Determine how many lines of the material hold the string "Иркутской" and reply with only that number.

> _PROVIDED RECORDS_
——
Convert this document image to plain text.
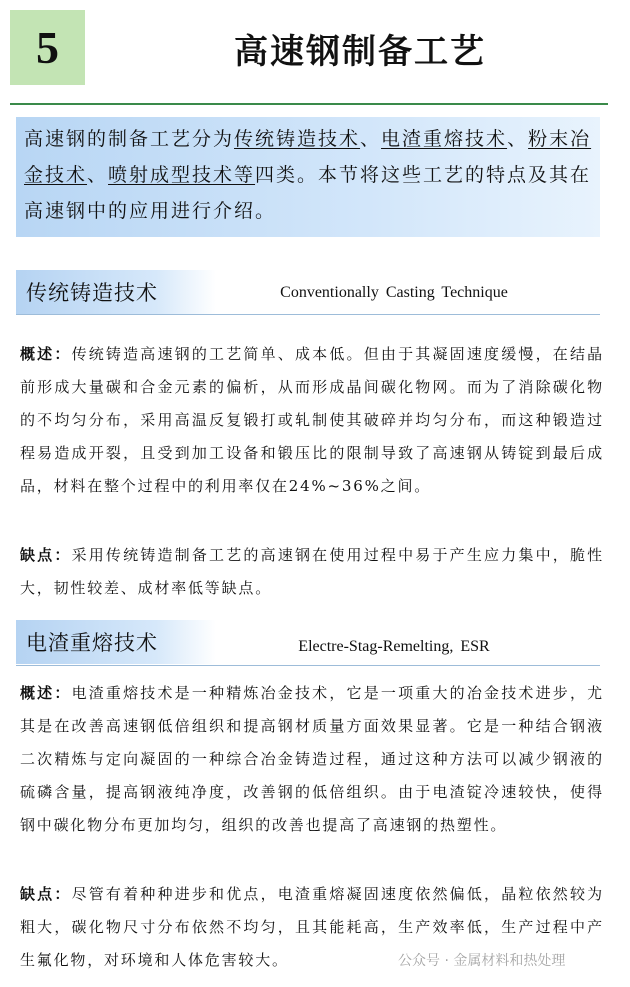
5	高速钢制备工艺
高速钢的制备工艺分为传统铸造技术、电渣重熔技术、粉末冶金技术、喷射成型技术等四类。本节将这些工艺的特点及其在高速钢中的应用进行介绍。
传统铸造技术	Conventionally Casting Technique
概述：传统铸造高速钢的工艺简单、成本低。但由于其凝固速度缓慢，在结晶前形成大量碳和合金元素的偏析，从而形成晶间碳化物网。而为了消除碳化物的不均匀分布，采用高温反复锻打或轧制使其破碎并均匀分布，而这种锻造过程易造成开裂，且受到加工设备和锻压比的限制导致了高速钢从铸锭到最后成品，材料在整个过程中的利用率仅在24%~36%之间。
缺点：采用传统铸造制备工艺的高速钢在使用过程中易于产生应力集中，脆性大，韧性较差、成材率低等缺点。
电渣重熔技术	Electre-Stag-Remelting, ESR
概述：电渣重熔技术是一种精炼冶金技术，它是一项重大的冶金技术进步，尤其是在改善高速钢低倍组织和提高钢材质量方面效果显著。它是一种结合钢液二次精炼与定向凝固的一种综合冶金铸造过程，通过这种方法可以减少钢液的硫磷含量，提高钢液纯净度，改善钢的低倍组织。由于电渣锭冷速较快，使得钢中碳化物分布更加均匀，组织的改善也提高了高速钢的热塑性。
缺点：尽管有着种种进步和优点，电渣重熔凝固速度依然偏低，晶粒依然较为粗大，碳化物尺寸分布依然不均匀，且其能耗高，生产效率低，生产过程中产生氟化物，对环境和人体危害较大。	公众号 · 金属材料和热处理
——
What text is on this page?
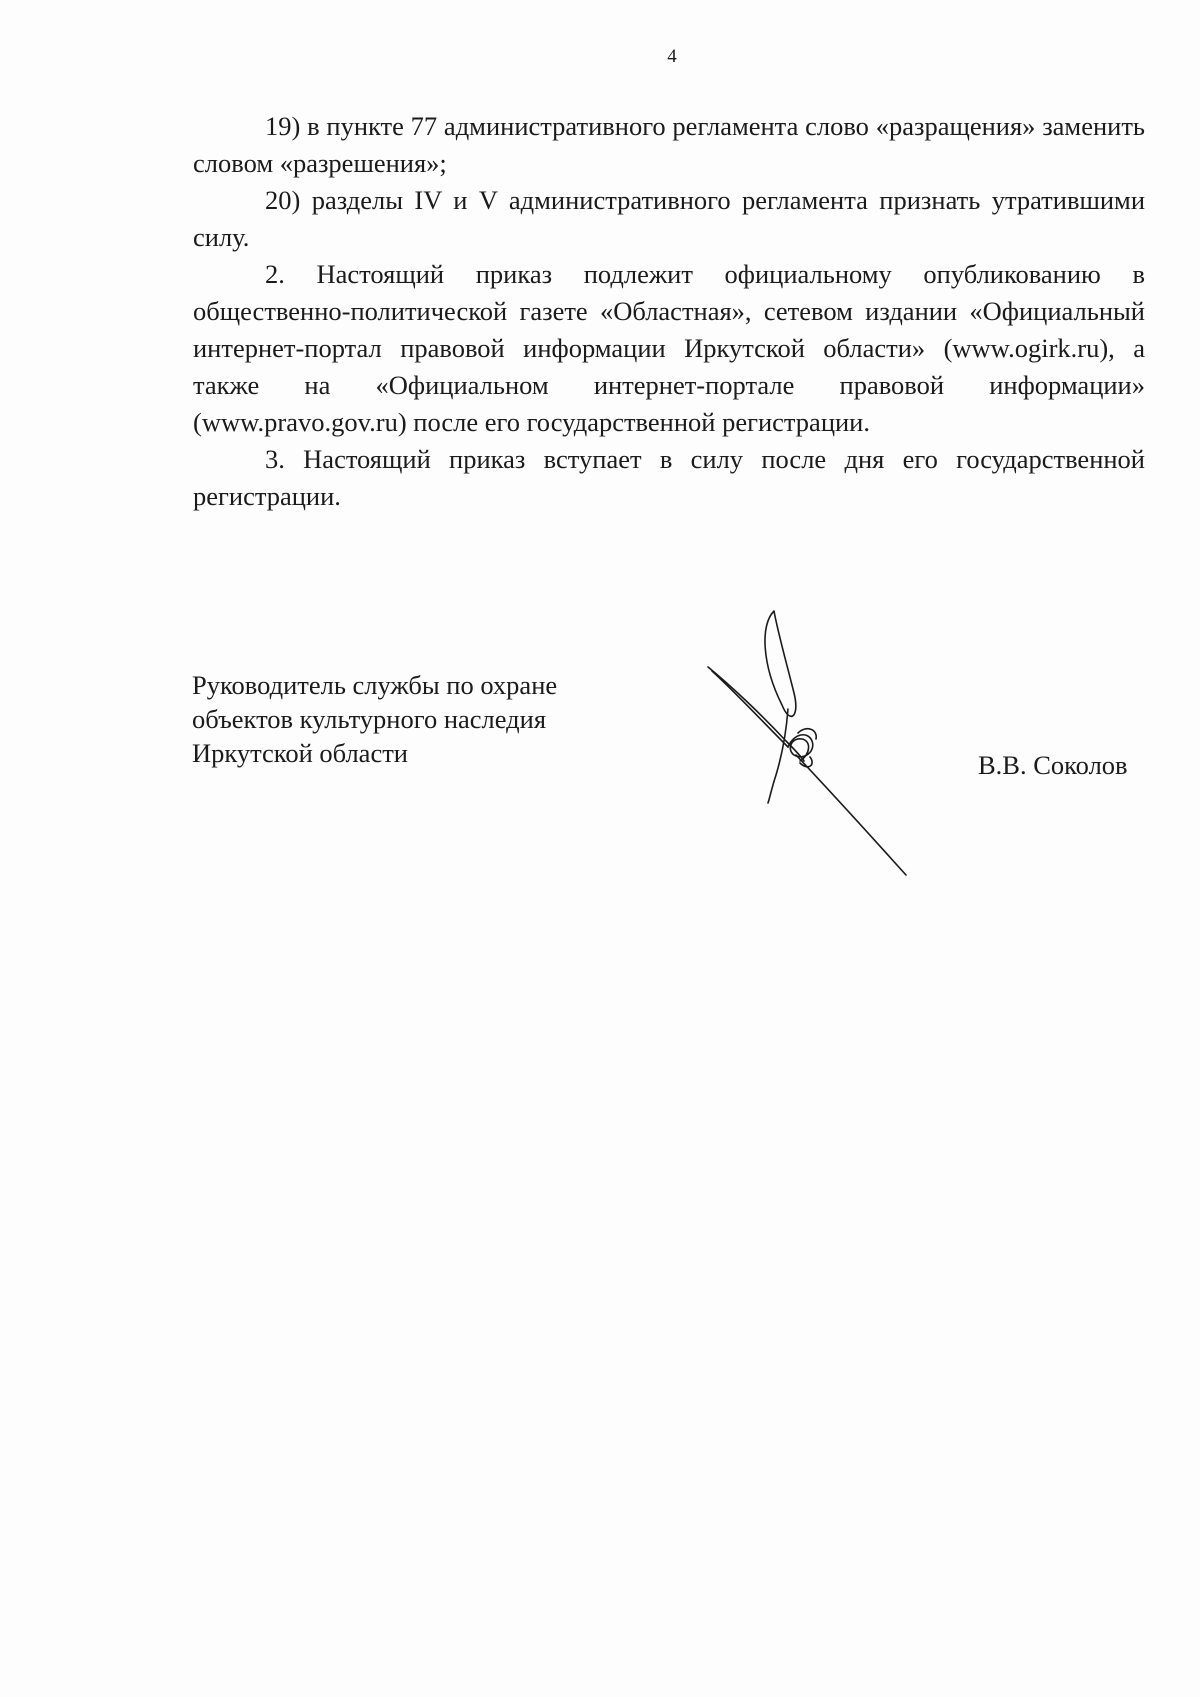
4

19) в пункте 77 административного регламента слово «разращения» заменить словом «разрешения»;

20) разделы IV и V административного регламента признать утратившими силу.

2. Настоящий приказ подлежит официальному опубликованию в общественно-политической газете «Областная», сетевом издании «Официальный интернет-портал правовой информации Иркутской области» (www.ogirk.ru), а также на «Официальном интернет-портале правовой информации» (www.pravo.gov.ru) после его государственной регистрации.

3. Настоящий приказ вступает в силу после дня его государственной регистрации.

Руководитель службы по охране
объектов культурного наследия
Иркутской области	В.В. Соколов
——
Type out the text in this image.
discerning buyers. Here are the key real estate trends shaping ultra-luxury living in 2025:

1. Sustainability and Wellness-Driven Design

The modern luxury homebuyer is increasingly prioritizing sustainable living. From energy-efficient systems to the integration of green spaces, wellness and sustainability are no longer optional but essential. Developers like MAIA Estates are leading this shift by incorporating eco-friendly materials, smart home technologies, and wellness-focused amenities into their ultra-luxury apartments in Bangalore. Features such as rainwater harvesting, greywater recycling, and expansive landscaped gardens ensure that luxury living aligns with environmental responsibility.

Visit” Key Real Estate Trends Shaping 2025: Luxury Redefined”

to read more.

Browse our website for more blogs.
——
> _RIGHT ANSWER_
2